### Direction:
Transcribe every line of the records below word for word, leaving out the pictures.

### Given records:
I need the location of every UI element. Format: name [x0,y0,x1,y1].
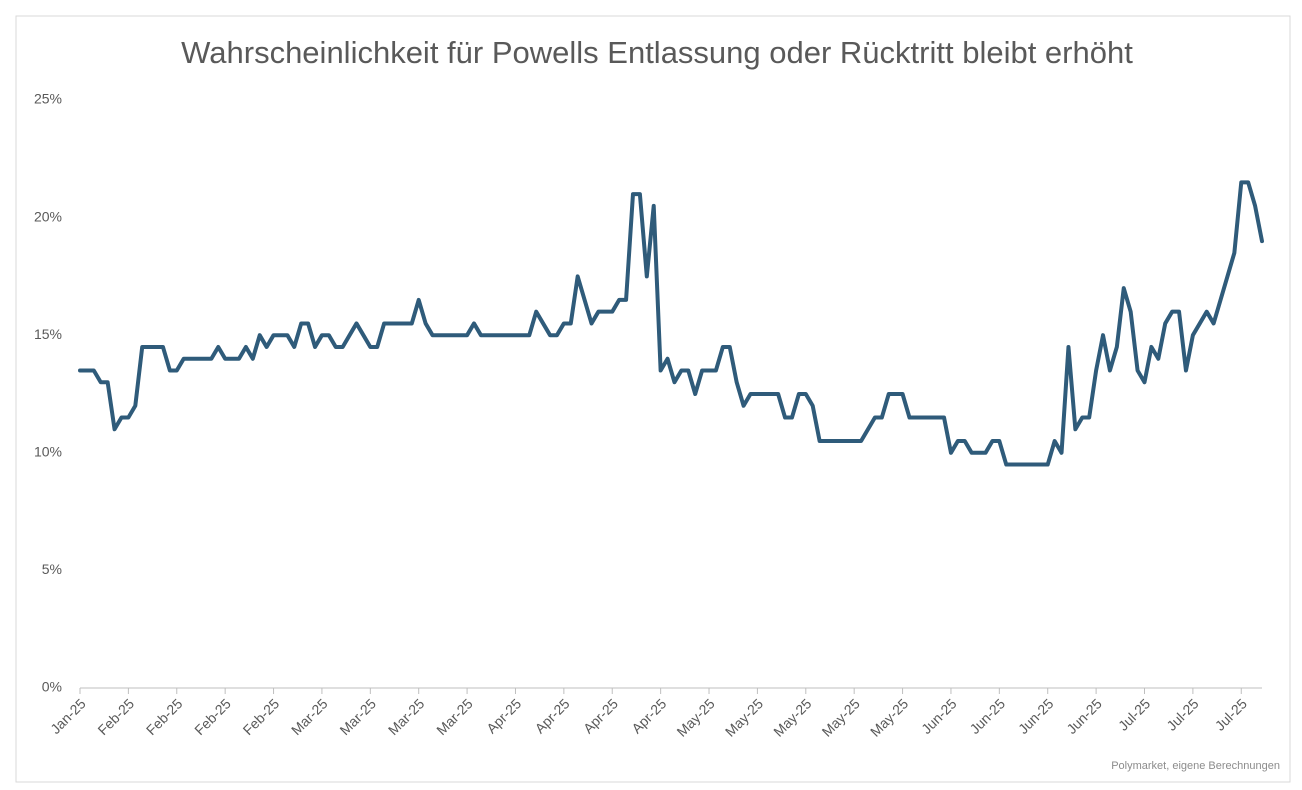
y-tick-label: 25% [34,91,62,107]
y-tick-label: 10% [34,444,62,460]
line-series [78,180,1264,467]
chart-frame [15,15,1291,783]
chart-title: Wahrscheinlichkeit für Powells Entlassun… [181,35,1133,70]
y-tick-label: 15% [34,326,62,342]
source-note: Polymarket, eigene Berechnungen [1111,760,1280,772]
y-tick-label: 5% [42,561,62,577]
y-tick-label: 20% [34,208,62,224]
y-tick-label: 0% [42,679,62,695]
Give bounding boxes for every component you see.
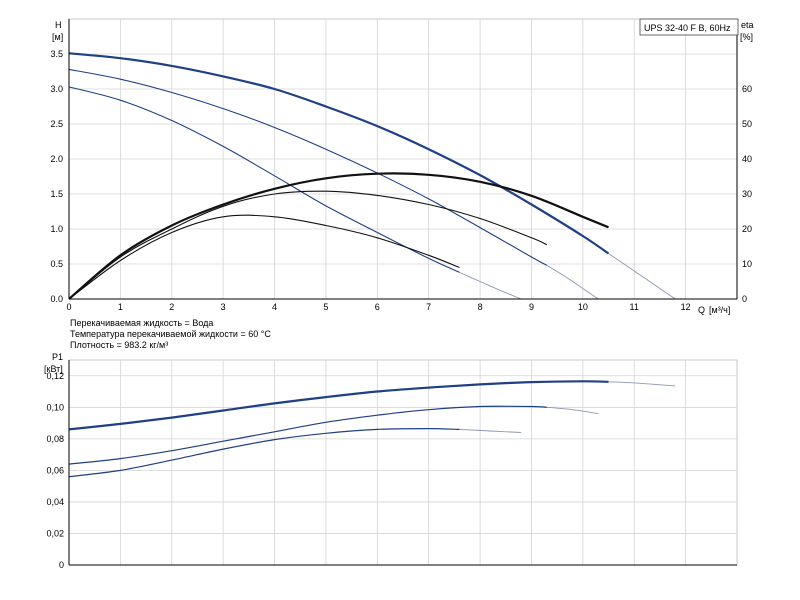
bottom-ytick-label-3: 0,06	[46, 465, 64, 475]
y2-axis-label-eta: eta	[741, 20, 754, 30]
top-axes	[68, 19, 738, 300]
bottom-series-ext-0	[608, 381, 676, 387]
bottom-ytick-label-0: 0	[59, 560, 64, 570]
bottom-series-ext-2	[459, 428, 522, 433]
y-axis-unit-p1: [кВт]	[44, 364, 63, 374]
bottom-grid	[68, 359, 738, 566]
top-ytick-label-0: 0.0	[50, 294, 63, 304]
bottom-ytick-label-2: 0,04	[46, 497, 64, 507]
chart-title: UPS 32-40 F B, 60Hz	[644, 23, 731, 33]
bottom-series-group	[68, 380, 676, 478]
top-series-H-0	[68, 52, 610, 255]
note-temperature: Температура перекачиваемой жидкости = 60…	[70, 329, 271, 339]
top-y2tick-label-1: 10	[742, 259, 752, 269]
top-ytick-label-2: 1.0	[50, 224, 63, 234]
top-xtick-label-11: 11	[630, 302, 639, 312]
top-series-eta-5	[68, 214, 460, 300]
top-series-ext-1	[546, 265, 599, 300]
top-xtick-label-3: 3	[221, 302, 226, 312]
top-xtick-label-5: 5	[323, 302, 328, 312]
x-axis-unit-q: [м³/ч]	[709, 305, 730, 315]
top-series-ext-2	[459, 271, 522, 300]
top-ytick-label-1: 0.5	[50, 259, 63, 269]
top-y2tick-label-0: 0	[742, 294, 747, 304]
top-y2tick-label-6: 60	[742, 84, 752, 94]
top-ytick-label-7: 3.5	[50, 49, 63, 59]
bottom-series-p1-2	[68, 427, 460, 478]
bottom-axes	[68, 360, 737, 566]
bottom-series-p1-0	[68, 380, 609, 431]
top-xtick-label-12: 12	[681, 302, 691, 312]
top-xtick-label-6: 6	[375, 302, 380, 312]
top-y2tick-label-4: 40	[742, 154, 752, 164]
top-xtick-label-4: 4	[272, 302, 277, 312]
y2-axis-unit-eta: [%]	[740, 32, 753, 42]
top-xtick-label-10: 10	[578, 302, 588, 312]
bottom-series-p1-1	[68, 405, 547, 465]
top-xtick-label-1: 1	[118, 302, 123, 312]
y-axis-label-h: H	[55, 20, 62, 30]
top-grid	[68, 18, 738, 300]
bottom-ytick-label-6: 0,12	[46, 371, 64, 381]
top-series-H-2	[68, 86, 460, 273]
top-y2tick-label-3: 30	[742, 189, 752, 199]
top-series-eta-3	[68, 172, 609, 300]
y-axis-label-p1: P1	[52, 352, 63, 362]
note-liquid: Перекачиваемая жидкость = Вода	[70, 318, 213, 328]
bottom-ytick-label-1: 0,02	[46, 528, 64, 538]
bottom-plot-area	[68, 359, 738, 566]
top-ytick-label-4: 2.0	[50, 154, 63, 164]
y-axis-unit-h: [м]	[52, 32, 63, 42]
top-ytick-label-3: 1.5	[50, 189, 63, 199]
top-xtick-label-8: 8	[478, 302, 483, 312]
top-series-eta-4	[68, 190, 548, 300]
bottom-ytick-label-5: 0,10	[46, 402, 64, 412]
x-axis-label-q: Q	[698, 305, 705, 315]
top-y2tick-label-5: 50	[742, 119, 752, 129]
top-series-H-1	[68, 68, 548, 266]
top-xtick-label-9: 9	[529, 302, 534, 312]
top-ytick-label-5: 2.5	[50, 119, 63, 129]
top-ytick-label-6: 3.0	[50, 84, 63, 94]
top-xtick-label-0: 0	[66, 302, 71, 312]
top-xtick-label-7: 7	[426, 302, 431, 312]
power-chart: 0 0,02 0,04 0,06 0,08 0,10 0,12 P1 [кВт]	[44, 352, 738, 570]
top-y2tick-label-2: 20	[742, 224, 752, 234]
bottom-ytick-label-4: 0,08	[46, 434, 64, 444]
top-series-group	[68, 52, 676, 300]
title-box	[639, 18, 739, 36]
bottom-series-ext-1	[546, 406, 599, 415]
bottom-tick-labels: 0 0,02 0,04 0,06 0,08 0,10 0,12	[46, 371, 64, 570]
top-series-ext-0	[608, 253, 676, 300]
top-xtick-label-2: 2	[169, 302, 174, 312]
note-density: Плотность = 983.2 кг/м³	[70, 340, 168, 350]
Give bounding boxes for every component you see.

### Result of this task:
I need the location of every UI element. Format: name [x0,y0,x1,y1].
y-tick-label: 25% [34,91,62,107]
y-tick-label: 10% [34,444,62,460]
line-series [78,180,1264,467]
chart-frame [15,15,1291,783]
chart-title: Wahrscheinlichkeit für Powells Entlassun… [181,35,1133,70]
y-tick-label: 15% [34,326,62,342]
source-note: Polymarket, eigene Berechnungen [1111,760,1280,772]
y-tick-label: 5% [42,561,62,577]
y-tick-label: 20% [34,208,62,224]
y-tick-label: 0% [42,679,62,695]
Give bounding boxes for every component you see.
bottom-ytick-label-3: 0,06	[46, 465, 64, 475]
y2-axis-label-eta: eta	[741, 20, 754, 30]
top-axes	[68, 19, 738, 300]
bottom-series-ext-0	[608, 381, 676, 387]
bottom-ytick-label-0: 0	[59, 560, 64, 570]
bottom-series-ext-2	[459, 428, 522, 433]
y-axis-unit-p1: [кВт]	[44, 364, 63, 374]
bottom-grid	[68, 359, 738, 566]
top-ytick-label-0: 0.0	[50, 294, 63, 304]
bottom-ytick-label-2: 0,04	[46, 497, 64, 507]
chart-title: UPS 32-40 F B, 60Hz	[644, 23, 731, 33]
bottom-series-group	[68, 380, 676, 478]
top-series-H-0	[68, 52, 610, 255]
note-temperature: Температура перекачиваемой жидкости = 60…	[70, 329, 271, 339]
top-y2tick-label-1: 10	[742, 259, 752, 269]
top-ytick-label-2: 1.0	[50, 224, 63, 234]
top-xtick-label-11: 11	[630, 302, 639, 312]
top-series-eta-5	[68, 214, 460, 300]
top-series-ext-1	[546, 265, 599, 300]
top-xtick-label-3: 3	[221, 302, 226, 312]
top-xtick-label-5: 5	[323, 302, 328, 312]
x-axis-unit-q: [м³/ч]	[709, 305, 730, 315]
top-series-ext-2	[459, 271, 522, 300]
top-ytick-label-1: 0.5	[50, 259, 63, 269]
top-y2tick-label-0: 0	[742, 294, 747, 304]
top-y2tick-label-6: 60	[742, 84, 752, 94]
top-ytick-label-7: 3.5	[50, 49, 63, 59]
bottom-series-p1-2	[68, 427, 460, 478]
bottom-axes	[68, 360, 737, 566]
bottom-series-p1-0	[68, 380, 609, 431]
top-xtick-label-12: 12	[681, 302, 691, 312]
top-xtick-label-6: 6	[375, 302, 380, 312]
top-y2tick-label-4: 40	[742, 154, 752, 164]
top-xtick-label-4: 4	[272, 302, 277, 312]
y2-axis-unit-eta: [%]	[740, 32, 753, 42]
top-xtick-label-10: 10	[578, 302, 588, 312]
bottom-series-p1-1	[68, 405, 547, 465]
top-xtick-label-1: 1	[118, 302, 123, 312]
y-axis-label-h: H	[55, 20, 62, 30]
top-grid	[68, 18, 738, 300]
bottom-ytick-label-6: 0,12	[46, 371, 64, 381]
top-series-H-2	[68, 86, 460, 273]
top-y2tick-label-3: 30	[742, 189, 752, 199]
top-series-eta-3	[68, 172, 609, 300]
y-axis-label-p1: P1	[52, 352, 63, 362]
note-liquid: Перекачиваемая жидкость = Вода	[70, 318, 213, 328]
bottom-ytick-label-1: 0,02	[46, 528, 64, 538]
bottom-plot-area	[68, 359, 738, 566]
top-ytick-label-4: 2.0	[50, 154, 63, 164]
y-axis-unit-h: [м]	[52, 32, 63, 42]
top-ytick-label-3: 1.5	[50, 189, 63, 199]
top-xtick-label-8: 8	[478, 302, 483, 312]
top-series-eta-4	[68, 190, 548, 300]
bottom-ytick-label-5: 0,10	[46, 402, 64, 412]
x-axis-label-q: Q	[698, 305, 705, 315]
top-y2tick-label-5: 50	[742, 119, 752, 129]
top-series-H-1	[68, 68, 548, 266]
top-xtick-label-9: 9	[529, 302, 534, 312]
top-ytick-label-5: 2.5	[50, 119, 63, 129]
top-ytick-label-6: 3.0	[50, 84, 63, 94]
top-xtick-label-0: 0	[66, 302, 71, 312]
top-xtick-label-7: 7	[426, 302, 431, 312]
power-chart: 0 0,02 0,04 0,06 0,08 0,10 0,12 P1 [кВт]	[44, 352, 738, 570]
top-y2tick-label-2: 20	[742, 224, 752, 234]
bottom-ytick-label-4: 0,08	[46, 434, 64, 444]
top-series-group	[68, 52, 676, 300]
title-box	[639, 18, 739, 36]
bottom-series-ext-1	[546, 406, 599, 415]
bottom-tick-labels: 0 0,02 0,04 0,06 0,08 0,10 0,12	[46, 371, 64, 570]
top-series-ext-0	[608, 253, 676, 300]
top-xtick-label-2: 2	[169, 302, 174, 312]
note-density: Плотность = 983.2 кг/м³	[70, 340, 168, 350]
Give bounding boxes for every component you see.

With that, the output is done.